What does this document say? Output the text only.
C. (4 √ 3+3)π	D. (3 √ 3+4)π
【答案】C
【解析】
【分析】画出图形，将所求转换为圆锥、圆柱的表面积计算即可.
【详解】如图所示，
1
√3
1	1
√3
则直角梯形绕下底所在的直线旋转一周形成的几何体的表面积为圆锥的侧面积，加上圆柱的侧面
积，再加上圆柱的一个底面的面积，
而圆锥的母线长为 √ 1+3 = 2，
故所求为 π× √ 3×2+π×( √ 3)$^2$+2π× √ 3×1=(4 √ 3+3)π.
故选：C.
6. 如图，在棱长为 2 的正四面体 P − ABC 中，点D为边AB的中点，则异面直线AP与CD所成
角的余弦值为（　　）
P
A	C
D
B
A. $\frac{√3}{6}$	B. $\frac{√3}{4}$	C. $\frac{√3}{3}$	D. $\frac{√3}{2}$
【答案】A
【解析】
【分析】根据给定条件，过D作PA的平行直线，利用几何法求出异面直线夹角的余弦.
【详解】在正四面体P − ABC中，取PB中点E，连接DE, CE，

========

## EXERCISE TASK
Extract each line from the listing above, please, and repeat it exactly.

## RESULT OF THIS EXERCISE
What does this document say? Output the text only.
C. (4 √ 3+3)π	D. (3 √ 3+4)π
【答案】C
【解析】
【分析】画出图形，将所求转换为圆锥、圆柱的表面积计算即可.
【详解】如图所示，
1
√3
1	1
√3
则直角梯形绕下底所在的直线旋转一周形成的几何体的表面积为圆锥的侧面积，加上圆柱的侧面
积，再加上圆柱的一个底面的面积，
而圆锥的母线长为 √ 1+3 = 2，
故所求为 π× √ 3×2+π×( √ 3)$^2$+2π× √ 3×1=(4 √ 3+3)π.
故选：C.
6. 如图，在棱长为 2 的正四面体 P − ABC 中，点D为边AB的中点，则异面直线AP与CD所成
角的余弦值为（　　）
P
A	C
D
B
A. $\frac{√3}{6}$	B. $\frac{√3}{4}$	C. $\frac{√3}{3}$	D. $\frac{√3}{2}$
【答案】A
【解析】
【分析】根据给定条件，过D作PA的平行直线，利用几何法求出异面直线夹角的余弦.
【详解】在正四面体P − ABC中，取PB中点E，连接DE, CE，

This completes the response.